• **Data tied to figure images**:
.....

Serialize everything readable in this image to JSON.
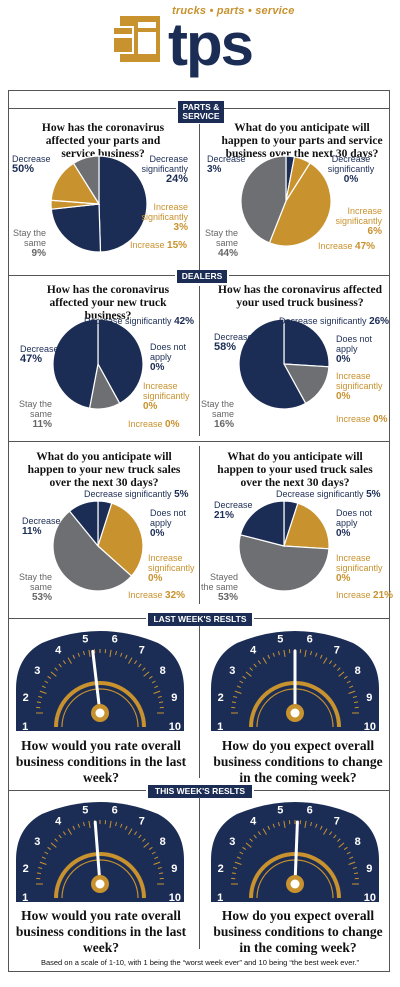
{
  "header": {
    "tagline": "trucks • parts • service",
    "brand": "tps"
  },
  "colors": {
    "navy": "#1c2d55",
    "gold": "#c8922e",
    "gray": "#6e6f72",
    "white": "#ffffff"
  },
  "sections": {
    "parts_service": "PARTS & SERVICE",
    "dealers": "DEALERS",
    "last_week": "LAST WEEK'S RESLTS",
    "this_week": "THIS WEEK'S RESLTS"
  },
  "questions": {
    "q1": "How has the coronavirus affected your parts and service business?",
    "q2": "What do you anticipate will happen to your parts and service business over the next 30 days?",
    "q3": "How has the coronavirus affected your new truck business?",
    "q4": "How has the coronavirus affected your used truck business?",
    "q5": "What do you anticipate will happen to your new truck sales over the next 30 days?",
    "q6": "What do you anticipate will happen to your used truck sales over the next 30 days?",
    "g1": "How would you rate overall business conditions in the last week?",
    "g2": "How do you expect overall business conditions to change in the coming week?"
  },
  "chart_data": [
    {
      "type": "pie",
      "id": "pie1",
      "slices": [
        {
          "label": "Decrease",
          "value": 50,
          "display": "50%",
          "color": "navy"
        },
        {
          "label": "Decrease significantly",
          "value": 24,
          "display": "24%",
          "color": "navy"
        },
        {
          "label": "Increase significantly",
          "value": 3,
          "display": "3%",
          "color": "gold"
        },
        {
          "label": "Increase",
          "value": 15,
          "display": "15%",
          "color": "gold"
        },
        {
          "label": "Stay the same",
          "value": 9,
          "display": "9%",
          "color": "gray"
        }
      ]
    },
    {
      "type": "pie",
      "id": "pie2",
      "slices": [
        {
          "label": "Decrease",
          "value": 3,
          "display": "3%",
          "color": "navy"
        },
        {
          "label": "Decrease significantly",
          "value": 0,
          "display": "0%",
          "color": "navy"
        },
        {
          "label": "Increase significantly",
          "value": 6,
          "display": "6%",
          "color": "gold"
        },
        {
          "label": "Increase",
          "value": 47,
          "display": "47%",
          "color": "gold"
        },
        {
          "label": "Stay the same",
          "value": 44,
          "display": "44%",
          "color": "gray"
        }
      ]
    },
    {
      "type": "pie",
      "id": "pie3",
      "slices": [
        {
          "label": "Decrease significantly",
          "value": 42,
          "display": "42%",
          "color": "navy"
        },
        {
          "label": "Does not apply",
          "value": 0,
          "display": "0%",
          "color": "navy"
        },
        {
          "label": "Increase significantly",
          "value": 0,
          "display": "0%",
          "color": "gold"
        },
        {
          "label": "Increase",
          "value": 0,
          "display": "0%",
          "color": "gold"
        },
        {
          "label": "Stay the same",
          "value": 11,
          "display": "11%",
          "color": "gray"
        },
        {
          "label": "Decrease",
          "value": 47,
          "display": "47%",
          "color": "navy"
        }
      ]
    },
    {
      "type": "pie",
      "id": "pie4",
      "slices": [
        {
          "label": "Decrease significantly",
          "value": 26,
          "display": "26%",
          "color": "navy"
        },
        {
          "label": "Does not apply",
          "value": 0,
          "display": "0%",
          "color": "navy"
        },
        {
          "label": "Increase significantly",
          "value": 0,
          "display": "0%",
          "color": "gold"
        },
        {
          "label": "Increase",
          "value": 0,
          "display": "0%",
          "color": "gold"
        },
        {
          "label": "Stay the same",
          "value": 16,
          "display": "16%",
          "color": "gray"
        },
        {
          "label": "Decrease",
          "value": 58,
          "display": "58%",
          "color": "navy"
        }
      ]
    },
    {
      "type": "pie",
      "id": "pie5",
      "slices": [
        {
          "label": "Decrease significantly",
          "value": 5,
          "display": "5%",
          "color": "navy"
        },
        {
          "label": "Does not apply",
          "value": 0,
          "display": "0%",
          "color": "navy"
        },
        {
          "label": "Increase significantly",
          "value": 0,
          "display": "0%",
          "color": "gold"
        },
        {
          "label": "Increase",
          "value": 32,
          "display": "32%",
          "color": "gold"
        },
        {
          "label": "Stay the same",
          "value": 53,
          "display": "53%",
          "color": "gray"
        },
        {
          "label": "Decrease",
          "value": 11,
          "display": "11%",
          "color": "navy"
        }
      ]
    },
    {
      "type": "pie",
      "id": "pie6",
      "slices": [
        {
          "label": "Decrease significantly",
          "value": 5,
          "display": "5%",
          "color": "navy"
        },
        {
          "label": "Does not apply",
          "value": 0,
          "display": "0%",
          "color": "navy"
        },
        {
          "label": "Increase significantly",
          "value": 0,
          "display": "0%",
          "color": "gold"
        },
        {
          "label": "Increase",
          "value": 21,
          "display": "21%",
          "color": "gold"
        },
        {
          "label": "Stayed the same",
          "value": 53,
          "display": "53%",
          "color": "gray"
        },
        {
          "label": "Decrease",
          "value": 21,
          "display": "21%",
          "color": "navy"
        }
      ]
    },
    {
      "type": "gauge",
      "id": "gauge1",
      "scale": [
        1,
        10
      ],
      "ticks": [
        "1",
        "2",
        "3",
        "4",
        "5",
        "6",
        "7",
        "8",
        "9",
        "10"
      ],
      "value": 5.2
    },
    {
      "type": "gauge",
      "id": "gauge2",
      "scale": [
        1,
        10
      ],
      "ticks": [
        "1",
        "2",
        "3",
        "4",
        "5",
        "6",
        "7",
        "8",
        "9",
        "10"
      ],
      "value": 5.5
    },
    {
      "type": "gauge",
      "id": "gauge3",
      "scale": [
        1,
        10
      ],
      "ticks": [
        "1",
        "2",
        "3",
        "4",
        "5",
        "6",
        "7",
        "8",
        "9",
        "10"
      ],
      "value": 5.3
    },
    {
      "type": "gauge",
      "id": "gauge4",
      "scale": [
        1,
        10
      ],
      "ticks": [
        "1",
        "2",
        "3",
        "4",
        "5",
        "6",
        "7",
        "8",
        "9",
        "10"
      ],
      "value": 5.6
    }
  ],
  "labels": {
    "p1": {
      "dec": "Decrease",
      "dec_v": "50%",
      "decsig": "Decrease significantly",
      "decsig_v": "24%",
      "incsig": "Increase significantly",
      "incsig_v": "3%",
      "inc": "Increase",
      "inc_v": "15%",
      "same": "Stay the same",
      "same_v": "9%"
    },
    "p2": {
      "dec": "Decrease",
      "dec_v": "3%",
      "decsig": "Decrease significantly",
      "decsig_v": "0%",
      "incsig": "Increase significantly",
      "incsig_v": "6%",
      "inc": "Increase",
      "inc_v": "47%",
      "same": "Stay the same",
      "same_v": "44%"
    },
    "p3": {
      "dec": "Decrease",
      "dec_v": "47%",
      "decsig": "Decrease significantly",
      "decsig_v": "42%",
      "dna": "Does not apply",
      "dna_v": "0%",
      "incsig": "Increase significantly",
      "incsig_v": "0%",
      "inc": "Increase",
      "inc_v": "0%",
      "same": "Stay the same",
      "same_v": "11%"
    },
    "p4": {
      "dec": "Decrease",
      "dec_v": "58%",
      "decsig": "Decrease significantly",
      "decsig_v": "26%",
      "dna": "Does not apply",
      "dna_v": "0%",
      "incsig": "Increase significantly",
      "incsig_v": "0%",
      "inc": "Increase",
      "inc_v": "0%",
      "same": "Stay the same",
      "same_v": "16%"
    },
    "p5": {
      "dec": "Decrease",
      "dec_v": "11%",
      "decsig": "Decrease significantly",
      "decsig_v": "5%",
      "dna": "Does not apply",
      "dna_v": "0%",
      "incsig": "Increase significantly",
      "incsig_v": "0%",
      "inc": "Increase",
      "inc_v": "32%",
      "same": "Stay the same",
      "same_v": "53%"
    },
    "p6": {
      "dec": "Decrease",
      "dec_v": "21%",
      "decsig": "Decrease significantly",
      "decsig_v": "5%",
      "dna": "Does not apply",
      "dna_v": "0%",
      "incsig": "Increase significantly",
      "incsig_v": "0%",
      "inc": "Increase",
      "inc_v": "21%",
      "same": "Stayed the same",
      "same_v": "53%"
    }
  },
  "footnote": "Based on a scale of 1-10, with 1 being the “worst week ever” and 10 being “the best week ever.”"
}
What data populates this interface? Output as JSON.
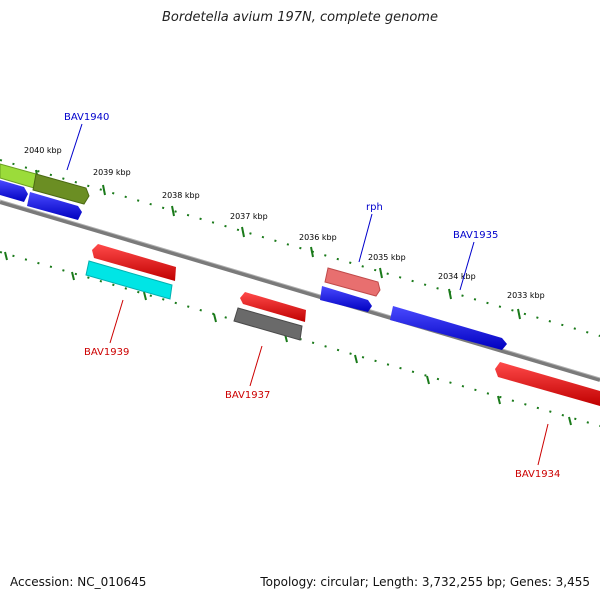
{
  "title": "Bordetella avium 197N, complete genome",
  "footer": {
    "accession": "Accession: NC_010645",
    "summary": "Topology: circular; Length: 3,732,255 bp; Genes: 3,455"
  },
  "scale_labels": [
    "2040 kbp",
    "2039 kbp",
    "2038 kbp",
    "2037 kbp",
    "2036 kbp",
    "2035 kbp",
    "2034 kbp",
    "2033 kbp"
  ],
  "genes": {
    "bav1940": "BAV1940",
    "bav1939": "BAV1939",
    "bav1937": "BAV1937",
    "rph": "rph",
    "bav1935": "BAV1935",
    "bav1934": "BAV1934"
  },
  "colors": {
    "forward_label": "#0000cc",
    "reverse_label": "#cc0000",
    "tick": "#1a7a1a",
    "backbone": "#808080"
  }
}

.....

• **Exercise instructions**: List every line in the records above that contains the word "RESLTS".

• **Answer for this exercise**:
    "last_week": "LAST WEEK'S RESLTS",
    "this_week": "THIS WEEK'S RESLTS"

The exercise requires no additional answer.